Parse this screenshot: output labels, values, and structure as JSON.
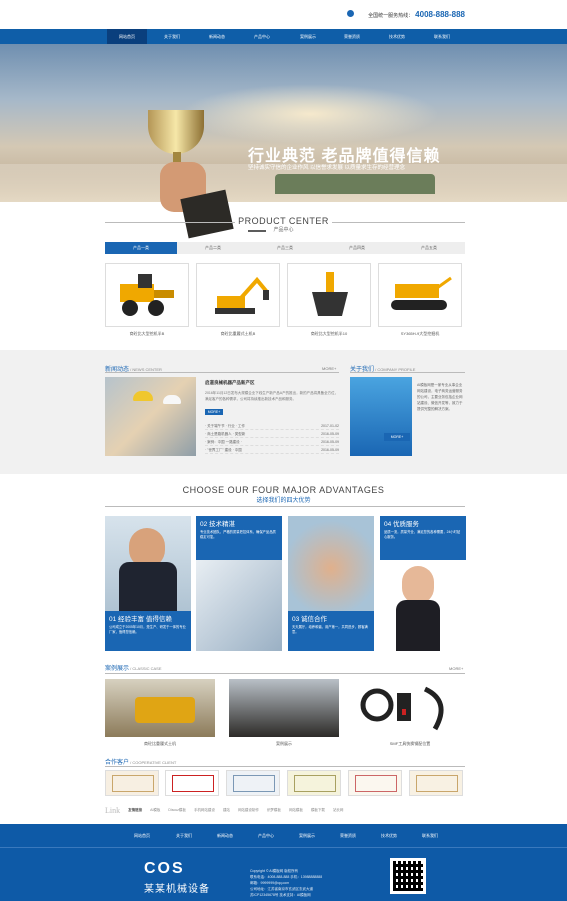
{
  "header": {
    "phone_label": "全国统一服务热线：",
    "phone_number": "4008-888-888",
    "phone_icon": "phone-icon"
  },
  "nav": [
    "网站首页",
    "关于我们",
    "新闻动态",
    "产品中心",
    "案例展示",
    "荣誉资质",
    "技术优势",
    "联系我们"
  ],
  "hero": {
    "title": "行业典范 老品牌值得信赖",
    "subtitle": "坚持诚实守信的企业作风 以信誉求发展 以质量求生存的经营理念"
  },
  "products": {
    "title_en": "PRODUCT CENTER",
    "title_cn": "产品中心",
    "tabs": [
      "产品一类",
      "产品二类",
      "产品三类",
      "产品四类",
      "产品五类"
    ],
    "items": [
      "商砼比大型挖机半B",
      "商砼比重履式土机B",
      "商砼比大型挖机半10",
      "SY365H-9大型挖掘机"
    ]
  },
  "news": {
    "title": "新闻动态",
    "title_en": "/ NEWS CENTER",
    "more": "MORE+",
    "top_title": "启道良械机器产品新产区",
    "top_desc": "2016年11月12日发布大规模企业下线生产新产品A产的推出，新的产品将具备全方位，满足客户的各种需求，公司将持续推出新技术产品和服务。",
    "more_btn": "MORE+",
    "list": [
      {
        "title": "· 关于端午节 · 行业 · 工作",
        "date": "2017-01-02"
      },
      {
        "title": "· 商土是路机器人 · 类型新",
        "date": "2016-05-09"
      },
      {
        "title": "· 案例：中国 一路建设 · ",
        "date": "2016-05-09"
      },
      {
        "title": "· \"世界工厂\" 建设 · 中国",
        "date": "2016-05-09"
      }
    ]
  },
  "about": {
    "title": "关于我们",
    "title_en": "/ COMPANY PROFILE",
    "text": "AI模板网是一家专业从事企业网站建设，电子商务运营服务的公司，主要业务包括企业网站建设、微信开发等，致力于提供完整的解决方案。",
    "more_btn": "MORE+"
  },
  "advantages": {
    "title_en": "CHOOSE OUR FOUR MAJOR ADVANTAGES",
    "title_cn": "选择我们的四大优势",
    "items": [
      {
        "title": "01 经验丰富 值得信赖",
        "desc": "公司成立于2005年10月，是生产、研发于一体的专业厂家，值得您信赖。"
      },
      {
        "title": "02 技术精湛",
        "desc": "专业技术团队，严格的质量把控体系，确保产品品质稳定可靠。"
      },
      {
        "title": "03 诚信合作",
        "desc": "天天展厅，培养和谐，用户第一，共同进步，顾客满意。"
      },
      {
        "title": "04 优质服务",
        "desc": "品质一流，质量齐全，满足您的各种需要，24小时贴心服务。"
      }
    ]
  },
  "cases": {
    "title": "案例展示",
    "title_en": "/ CLASSIC CASE",
    "more": "MORE+",
    "items": [
      "商砼比重履式土机",
      "案例展示",
      "SMF工具快换钢配位置"
    ]
  },
  "partners": {
    "title": "合作客户",
    "title_en": "/ COOPERATIVE CLIENT"
  },
  "links": {
    "label": "Link",
    "sub": "友情链接",
    "items": [
      "AI模板",
      "Discuz模板",
      "手机网站建设",
      "建站",
      "网站建设制作",
      "织梦模板",
      "网站模板",
      "模板下载",
      "站长网"
    ]
  },
  "footer": {
    "nav": [
      "网站首页",
      "关于我们",
      "新闻动态",
      "产品中心",
      "案例展示",
      "荣誉资质",
      "技术优势",
      "联系我们"
    ],
    "logo_en": "COS",
    "logo_cn": "某某机械设备",
    "info": [
      "Copyright © AI模板网 版权所有",
      "联系电话：4008-888-888 手机：13988888888",
      "邮箱：9999999@qq.com",
      "公司地址：江苏省南京市玄武区玄武大道",
      "苏ICP12345678号 技术支持：AI模板网"
    ]
  }
}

------------------------

## Task statement:
All of the data above should be transcribed verbatim, with pictures omitted.

## Task solution:
Parse this screenshot: output labels, values, and structure as JSON.
{
  "header": {
    "phone_label": "全国统一服务热线：",
    "phone_number": "4008-888-888",
    "phone_icon": "phone-icon"
  },
  "nav": [
    "网站首页",
    "关于我们",
    "新闻动态",
    "产品中心",
    "案例展示",
    "荣誉资质",
    "技术优势",
    "联系我们"
  ],
  "hero": {
    "title": "行业典范 老品牌值得信赖",
    "subtitle": "坚持诚实守信的企业作风 以信誉求发展 以质量求生存的经营理念"
  },
  "products": {
    "title_en": "PRODUCT CENTER",
    "title_cn": "产品中心",
    "tabs": [
      "产品一类",
      "产品二类",
      "产品三类",
      "产品四类",
      "产品五类"
    ],
    "items": [
      "商砼比大型挖机半B",
      "商砼比重履式土机B",
      "商砼比大型挖机半10",
      "SY365H-9大型挖掘机"
    ]
  },
  "news": {
    "title": "新闻动态",
    "title_en": "/ NEWS CENTER",
    "more": "MORE+",
    "top_title": "启道良械机器产品新产区",
    "top_desc": "2016年11月12日发布大规模企业下线生产新产品A产的推出，新的产品将具备全方位，满足客户的各种需求，公司将持续推出新技术产品和服务。",
    "more_btn": "MORE+",
    "list": [
      {
        "title": "· 关于端午节 · 行业 · 工作",
        "date": "2017-01-02"
      },
      {
        "title": "· 商土是路机器人 · 类型新",
        "date": "2016-05-09"
      },
      {
        "title": "· 案例：中国 一路建设 · ",
        "date": "2016-05-09"
      },
      {
        "title": "· \"世界工厂\" 建设 · 中国",
        "date": "2016-05-09"
      }
    ]
  },
  "about": {
    "title": "关于我们",
    "title_en": "/ COMPANY PROFILE",
    "text": "AI模板网是一家专业从事企业网站建设，电子商务运营服务的公司，主要业务包括企业网站建设、微信开发等，致力于提供完整的解决方案。",
    "more_btn": "MORE+"
  },
  "advantages": {
    "title_en": "CHOOSE OUR FOUR MAJOR ADVANTAGES",
    "title_cn": "选择我们的四大优势",
    "items": [
      {
        "title": "01 经验丰富 值得信赖",
        "desc": "公司成立于2005年10月，是生产、研发于一体的专业厂家，值得您信赖。"
      },
      {
        "title": "02 技术精湛",
        "desc": "专业技术团队，严格的质量把控体系，确保产品品质稳定可靠。"
      },
      {
        "title": "03 诚信合作",
        "desc": "天天展厅，培养和谐，用户第一，共同进步，顾客满意。"
      },
      {
        "title": "04 优质服务",
        "desc": "品质一流，质量齐全，满足您的各种需要，24小时贴心服务。"
      }
    ]
  },
  "cases": {
    "title": "案例展示",
    "title_en": "/ CLASSIC CASE",
    "more": "MORE+",
    "items": [
      "商砼比重履式土机",
      "案例展示",
      "SMF工具快换钢配位置"
    ]
  },
  "partners": {
    "title": "合作客户",
    "title_en": "/ COOPERATIVE CLIENT"
  },
  "links": {
    "label": "Link",
    "sub": "友情链接",
    "items": [
      "AI模板",
      "Discuz模板",
      "手机网站建设",
      "建站",
      "网站建设制作",
      "织梦模板",
      "网站模板",
      "模板下载",
      "站长网"
    ]
  },
  "footer": {
    "nav": [
      "网站首页",
      "关于我们",
      "新闻动态",
      "产品中心",
      "案例展示",
      "荣誉资质",
      "技术优势",
      "联系我们"
    ],
    "logo_en": "COS",
    "logo_cn": "某某机械设备",
    "info": [
      "Copyright © AI模板网 版权所有",
      "联系电话：4008-888-888 手机：13988888888",
      "邮箱：9999999@qq.com",
      "公司地址：江苏省南京市玄武区玄武大道",
      "苏ICP12345678号 技术支持：AI模板网"
    ]
  }
}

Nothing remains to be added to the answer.